--- Short problem ---
Print all entries precisely as they are written.

Stored data entries
================

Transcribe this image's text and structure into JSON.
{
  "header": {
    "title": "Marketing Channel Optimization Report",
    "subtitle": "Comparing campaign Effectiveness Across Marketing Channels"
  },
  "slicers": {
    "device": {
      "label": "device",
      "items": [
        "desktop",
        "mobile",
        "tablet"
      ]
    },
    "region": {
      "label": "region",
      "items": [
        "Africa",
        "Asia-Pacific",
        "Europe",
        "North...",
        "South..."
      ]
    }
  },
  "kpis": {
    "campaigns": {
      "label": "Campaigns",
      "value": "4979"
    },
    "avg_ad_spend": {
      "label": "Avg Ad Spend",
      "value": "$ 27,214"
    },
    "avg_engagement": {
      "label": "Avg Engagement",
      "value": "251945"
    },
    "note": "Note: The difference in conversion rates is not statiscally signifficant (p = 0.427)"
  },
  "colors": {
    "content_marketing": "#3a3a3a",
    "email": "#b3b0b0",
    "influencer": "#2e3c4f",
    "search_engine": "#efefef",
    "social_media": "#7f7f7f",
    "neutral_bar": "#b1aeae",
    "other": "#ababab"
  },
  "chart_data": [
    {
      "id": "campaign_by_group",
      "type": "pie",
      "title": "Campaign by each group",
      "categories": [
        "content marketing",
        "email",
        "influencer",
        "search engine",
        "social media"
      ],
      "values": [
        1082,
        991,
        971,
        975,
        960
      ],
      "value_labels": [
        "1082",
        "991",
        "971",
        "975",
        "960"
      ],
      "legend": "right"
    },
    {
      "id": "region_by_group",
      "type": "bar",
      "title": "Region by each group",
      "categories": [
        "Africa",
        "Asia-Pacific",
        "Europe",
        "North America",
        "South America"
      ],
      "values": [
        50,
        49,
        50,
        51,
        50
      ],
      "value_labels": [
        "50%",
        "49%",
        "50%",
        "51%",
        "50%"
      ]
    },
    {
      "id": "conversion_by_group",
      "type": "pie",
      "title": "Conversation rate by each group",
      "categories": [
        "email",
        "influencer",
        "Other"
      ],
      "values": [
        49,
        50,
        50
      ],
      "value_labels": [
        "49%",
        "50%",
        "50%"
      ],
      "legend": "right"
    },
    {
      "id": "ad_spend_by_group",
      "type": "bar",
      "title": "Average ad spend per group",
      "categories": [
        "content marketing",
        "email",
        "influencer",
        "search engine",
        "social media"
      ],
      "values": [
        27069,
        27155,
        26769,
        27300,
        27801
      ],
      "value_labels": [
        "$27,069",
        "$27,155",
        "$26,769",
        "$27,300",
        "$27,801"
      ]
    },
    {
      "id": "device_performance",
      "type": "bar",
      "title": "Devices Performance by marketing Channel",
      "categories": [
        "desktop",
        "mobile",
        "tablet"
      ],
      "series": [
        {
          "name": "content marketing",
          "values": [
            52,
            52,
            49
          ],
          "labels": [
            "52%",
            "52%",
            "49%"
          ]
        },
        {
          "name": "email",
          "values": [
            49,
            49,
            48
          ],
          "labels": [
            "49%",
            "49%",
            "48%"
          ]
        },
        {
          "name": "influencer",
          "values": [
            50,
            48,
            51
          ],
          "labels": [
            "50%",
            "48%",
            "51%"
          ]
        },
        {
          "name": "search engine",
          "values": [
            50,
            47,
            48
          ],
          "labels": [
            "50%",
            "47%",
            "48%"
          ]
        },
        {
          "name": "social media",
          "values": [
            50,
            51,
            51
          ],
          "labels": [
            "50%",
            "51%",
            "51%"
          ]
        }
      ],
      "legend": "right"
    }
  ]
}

================

--- Answer to the task ---
Transcribe this image's text and structure into JSON.
{
  "header": {
    "title": "Marketing Channel Optimization Report",
    "subtitle": "Comparing campaign Effectiveness Across Marketing Channels"
  },
  "slicers": {
    "device": {
      "label": "device",
      "items": [
        "desktop",
        "mobile",
        "tablet"
      ]
    },
    "region": {
      "label": "region",
      "items": [
        "Africa",
        "Asia-Pacific",
        "Europe",
        "North...",
        "South..."
      ]
    }
  },
  "kpis": {
    "campaigns": {
      "label": "Campaigns",
      "value": "4979"
    },
    "avg_ad_spend": {
      "label": "Avg Ad Spend",
      "value": "$ 27,214"
    },
    "avg_engagement": {
      "label": "Avg Engagement",
      "value": "251945"
    },
    "note": "Note: The difference in conversion rates is not statiscally signifficant (p = 0.427)"
  },
  "colors": {
    "content_marketing": "#3a3a3a",
    "email": "#b3b0b0",
    "influencer": "#2e3c4f",
    "search_engine": "#efefef",
    "social_media": "#7f7f7f",
    "neutral_bar": "#b1aeae",
    "other": "#ababab"
  },
  "chart_data": [
    {
      "id": "campaign_by_group",
      "type": "pie",
      "title": "Campaign by each group",
      "categories": [
        "content marketing",
        "email",
        "influencer",
        "search engine",
        "social media"
      ],
      "values": [
        1082,
        991,
        971,
        975,
        960
      ],
      "value_labels": [
        "1082",
        "991",
        "971",
        "975",
        "960"
      ],
      "legend": "right"
    },
    {
      "id": "region_by_group",
      "type": "bar",
      "title": "Region by each group",
      "categories": [
        "Africa",
        "Asia-Pacific",
        "Europe",
        "North America",
        "South America"
      ],
      "values": [
        50,
        49,
        50,
        51,
        50
      ],
      "value_labels": [
        "50%",
        "49%",
        "50%",
        "51%",
        "50%"
      ]
    },
    {
      "id": "conversion_by_group",
      "type": "pie",
      "title": "Conversation rate by each group",
      "categories": [
        "email",
        "influencer",
        "Other"
      ],
      "values": [
        49,
        50,
        50
      ],
      "value_labels": [
        "49%",
        "50%",
        "50%"
      ],
      "legend": "right"
    },
    {
      "id": "ad_spend_by_group",
      "type": "bar",
      "title": "Average ad spend per group",
      "categories": [
        "content marketing",
        "email",
        "influencer",
        "search engine",
        "social media"
      ],
      "values": [
        27069,
        27155,
        26769,
        27300,
        27801
      ],
      "value_labels": [
        "$27,069",
        "$27,155",
        "$26,769",
        "$27,300",
        "$27,801"
      ]
    },
    {
      "id": "device_performance",
      "type": "bar",
      "title": "Devices Performance by marketing Channel",
      "categories": [
        "desktop",
        "mobile",
        "tablet"
      ],
      "series": [
        {
          "name": "content marketing",
          "values": [
            52,
            52,
            49
          ],
          "labels": [
            "52%",
            "52%",
            "49%"
          ]
        },
        {
          "name": "email",
          "values": [
            49,
            49,
            48
          ],
          "labels": [
            "49%",
            "49%",
            "48%"
          ]
        },
        {
          "name": "influencer",
          "values": [
            50,
            48,
            51
          ],
          "labels": [
            "50%",
            "48%",
            "51%"
          ]
        },
        {
          "name": "search engine",
          "values": [
            50,
            47,
            48
          ],
          "labels": [
            "50%",
            "47%",
            "48%"
          ]
        },
        {
          "name": "social media",
          "values": [
            50,
            51,
            51
          ],
          "labels": [
            "50%",
            "51%",
            "51%"
          ]
        }
      ],
      "legend": "right"
    }
  ]
}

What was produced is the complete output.